### 阅读文本
——————

Python 多线程爬取微博数据，写入 MongoDB 后数量对不上怎么办？

迫于 sf 没人看，所以到这里来，具体

链接： https://segmentfault.com/q/1010000018385188

主要是想间隔性的爬取防止被 Ban，例如这个人的微博量很多，例如有 300 多页，我就想着多进程一次请求 9 个页面，然后赞停几秒，然后继续一次请求 9 个页面，循环直到请求完是我思路哪里不对么？在线等，挺急的

if __name__ == '__main__':
	p = Pool(9)
	x = 1
	y = 10
	while y <= 30:
		for i  in range(x,y):
			p.apply_async(getPage, args = (i,))
		print('9 page done!')
		time.sleep(random.randint(3,5)+random.random())
		x += 10
		y += 10
	p.close()
	p.join()
	print('Done!')

sinazl 1楼

微博的数据好像有保护。你检查一下 25 页之后是不是正常的访问。

zlyuanteng 2楼

我遇到过类似问题，多线程爬虫写入MongoDB时数据丢失通常有几个原因：

线程竞争导致重复覆盖：多个线程同时写入相同_id的文档
连接池配置不当：MongoDB连接在多个线程间共享出现问题
异常处理不完整：线程异常导致数据没写入但计数了

这是修复后的核心代码：

import threading
from queue import Queue
from pymongo import MongoClient
from pymongo.errors import DuplicateKeyError
import logging

logging.basicConfig(level=logging.INFO)
logger = logging.getLogger(__name__)

class WeiboCrawler:
    def __init__(self, mongo_uri='mongodb://localhost:27017/', db_name='weibo'):
        # 每个线程创建独立连接，避免线程安全问题
        self.mongo_uri = mongo_uri
        self.db_name = db_name
        self.data_queue = Queue()
        self.lock = threading.Lock()
        self.counter = 0
        
    def worker(self, thread_id):
        # 每个worker有自己的MongoDB连接
        client = MongoClient(self.mongo_uri)
        db = client[self.db_name]
        collection = db['weibo_posts']
        
        # 确保有唯一索引
        collection.create_index('weibo_id', unique=True)
        
        while True:
            try:
                data = self.data_queue.get(timeout=5)
                if data is None:
                    break
                    
                # 使用upsert避免重复
                result = collection.update_one(
                    {'weibo_id': data['weibo_id']},
                    {'$set': data},
                    upsert=True
                )

——————

### 存储数据
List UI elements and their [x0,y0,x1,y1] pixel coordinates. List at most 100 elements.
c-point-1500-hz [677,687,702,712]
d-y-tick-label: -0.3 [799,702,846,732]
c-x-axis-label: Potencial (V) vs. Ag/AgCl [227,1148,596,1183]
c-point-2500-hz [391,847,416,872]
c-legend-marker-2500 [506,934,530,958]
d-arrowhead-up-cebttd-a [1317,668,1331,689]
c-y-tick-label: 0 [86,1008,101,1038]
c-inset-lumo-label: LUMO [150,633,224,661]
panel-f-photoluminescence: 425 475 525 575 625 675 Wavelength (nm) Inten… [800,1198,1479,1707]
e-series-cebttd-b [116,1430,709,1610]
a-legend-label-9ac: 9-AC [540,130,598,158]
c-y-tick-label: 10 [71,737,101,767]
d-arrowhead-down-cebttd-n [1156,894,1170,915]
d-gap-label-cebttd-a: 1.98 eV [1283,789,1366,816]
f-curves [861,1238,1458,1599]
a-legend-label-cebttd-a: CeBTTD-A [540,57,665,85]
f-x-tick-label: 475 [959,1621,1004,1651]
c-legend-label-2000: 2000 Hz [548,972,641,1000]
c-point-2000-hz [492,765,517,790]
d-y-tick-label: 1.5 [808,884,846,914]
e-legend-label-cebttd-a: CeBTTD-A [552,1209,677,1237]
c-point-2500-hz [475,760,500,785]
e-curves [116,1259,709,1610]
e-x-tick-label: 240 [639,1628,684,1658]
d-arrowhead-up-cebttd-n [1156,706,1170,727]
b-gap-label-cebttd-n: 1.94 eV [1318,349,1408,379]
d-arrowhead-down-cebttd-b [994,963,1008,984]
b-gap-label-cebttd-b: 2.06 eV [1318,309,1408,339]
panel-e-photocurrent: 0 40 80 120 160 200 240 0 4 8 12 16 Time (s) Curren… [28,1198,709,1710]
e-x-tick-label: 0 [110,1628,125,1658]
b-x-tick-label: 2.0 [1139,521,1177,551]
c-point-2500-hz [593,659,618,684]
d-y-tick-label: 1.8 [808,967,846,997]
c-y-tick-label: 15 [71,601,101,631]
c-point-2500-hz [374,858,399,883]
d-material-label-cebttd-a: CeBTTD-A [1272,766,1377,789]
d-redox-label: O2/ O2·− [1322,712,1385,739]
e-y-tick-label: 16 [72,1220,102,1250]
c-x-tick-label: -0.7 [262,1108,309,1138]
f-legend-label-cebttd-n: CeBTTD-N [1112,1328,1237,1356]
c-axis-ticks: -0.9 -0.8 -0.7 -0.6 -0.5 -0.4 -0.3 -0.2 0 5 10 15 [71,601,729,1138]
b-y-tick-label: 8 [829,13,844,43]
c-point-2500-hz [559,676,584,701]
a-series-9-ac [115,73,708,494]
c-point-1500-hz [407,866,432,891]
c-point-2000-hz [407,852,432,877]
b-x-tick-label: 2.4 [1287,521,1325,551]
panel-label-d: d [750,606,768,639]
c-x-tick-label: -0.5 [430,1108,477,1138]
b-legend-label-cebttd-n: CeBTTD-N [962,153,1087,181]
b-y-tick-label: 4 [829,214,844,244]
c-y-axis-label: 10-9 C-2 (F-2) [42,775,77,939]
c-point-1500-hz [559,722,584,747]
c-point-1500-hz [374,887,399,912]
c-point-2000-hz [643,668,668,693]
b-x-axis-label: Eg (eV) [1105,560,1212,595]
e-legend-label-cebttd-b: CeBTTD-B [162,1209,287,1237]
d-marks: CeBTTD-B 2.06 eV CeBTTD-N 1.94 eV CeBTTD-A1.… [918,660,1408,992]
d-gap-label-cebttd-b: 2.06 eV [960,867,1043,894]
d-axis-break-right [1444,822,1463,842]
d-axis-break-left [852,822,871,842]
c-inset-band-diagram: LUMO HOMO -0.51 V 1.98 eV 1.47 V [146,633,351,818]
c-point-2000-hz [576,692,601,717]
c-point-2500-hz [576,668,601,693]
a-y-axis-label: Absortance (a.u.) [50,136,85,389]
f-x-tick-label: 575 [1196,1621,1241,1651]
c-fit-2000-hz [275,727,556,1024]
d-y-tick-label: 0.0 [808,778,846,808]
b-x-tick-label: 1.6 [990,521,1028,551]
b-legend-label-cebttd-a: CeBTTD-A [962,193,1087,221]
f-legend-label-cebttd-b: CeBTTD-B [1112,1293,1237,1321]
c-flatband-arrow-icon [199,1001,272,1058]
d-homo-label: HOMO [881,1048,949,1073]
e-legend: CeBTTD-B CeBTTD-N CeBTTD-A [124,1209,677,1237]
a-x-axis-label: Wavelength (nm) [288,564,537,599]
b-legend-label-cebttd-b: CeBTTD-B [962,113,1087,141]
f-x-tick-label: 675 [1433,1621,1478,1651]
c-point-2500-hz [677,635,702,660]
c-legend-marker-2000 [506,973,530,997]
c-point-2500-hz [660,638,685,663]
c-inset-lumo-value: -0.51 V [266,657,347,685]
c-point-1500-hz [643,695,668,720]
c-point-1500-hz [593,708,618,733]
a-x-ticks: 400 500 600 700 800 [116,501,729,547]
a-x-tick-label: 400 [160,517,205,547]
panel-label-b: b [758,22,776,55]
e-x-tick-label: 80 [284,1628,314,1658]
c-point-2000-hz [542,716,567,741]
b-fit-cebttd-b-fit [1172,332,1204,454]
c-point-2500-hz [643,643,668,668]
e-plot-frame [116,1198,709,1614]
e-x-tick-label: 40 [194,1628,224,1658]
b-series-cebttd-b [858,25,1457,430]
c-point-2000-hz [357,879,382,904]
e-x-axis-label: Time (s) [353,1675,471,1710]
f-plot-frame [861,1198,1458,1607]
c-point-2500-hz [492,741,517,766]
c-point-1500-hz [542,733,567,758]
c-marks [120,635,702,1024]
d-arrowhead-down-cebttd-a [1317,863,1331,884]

——————

写出关于多线程爬取微博数据并写入 MongoDB 的帖子接下来的内容。 这些条目与那篇帖子的内容没有关系。

### 预期输出
                
                with self.lock:
                    if result.upserted_id:
                        self.counter += 1
                        logger.info(f"Thread-{thread_id} 插入新数据，总数: {self.counter}")
                    else:
                        logger.debug(f"Thread-{thread_id} 更新已有数据")
                        
            except DuplicateKeyError:
                logger.warning(f"Thread-{thread_id} 检测到重复数据: {data.get('weibo_id')}")
            except Exception as e:
                logger.error(f"Thread-{thread_id} 写入失败: {str(e)}")
            finally:
                self.data_queue.task_done()
                
        client.close()
    
    def start_crawling(self, urls, num_threads=5):
        # 先清空队列
        while not self.data_queue.empty():
            self.data_queue.get()
            
        # 添加任务到队列
        for url in urls:
            self.data_queue.put(self.fetch_weibo_data(url))
            
        # 启动线程
        threads = []
        for i in range(num_threads):
            t = threading.Thread(target=self.worker, args=(i,))
            t.daemon = True
            t.start()
            threads.append(t)
            
        # 等待所有任务完成
        self.data_queue.join()
        
        # 发送停止信号
        for _ in range(num_threads):
            self.data_queue.put(None)
            
        for t in threads:
            t.join()
            
        logger.info(f"爬取完成，实际写入数量: {self.counter}")
        
    def fetch_weibo_data(self, url):
        # 这里实现实际的微博数据抓取逻辑
        # 返回包含weibo_id的字典
        pass

# 使用示例
if __name__ == '__main__':
    crawler = WeiboCrawler()
    urls = ['http://weibo.com/...']  # 你的微博URL列表
    crawler.start_crawling(urls, num_threads=5)

关键点：

每个线程用独立的MongoDB连接
用update_one + upsert=True替代直接插入
给weibo_id字段加唯一索引
用线程锁保护计数器
完整捕获DuplicateKeyError异常

检查你的代码是不是少了这些处理。另外，可以在MongoDB里跑个查询验证实际数量：db.weibo_posts.countDocuments({})

建议：用upsert替代insert，给关键字段加唯一索引。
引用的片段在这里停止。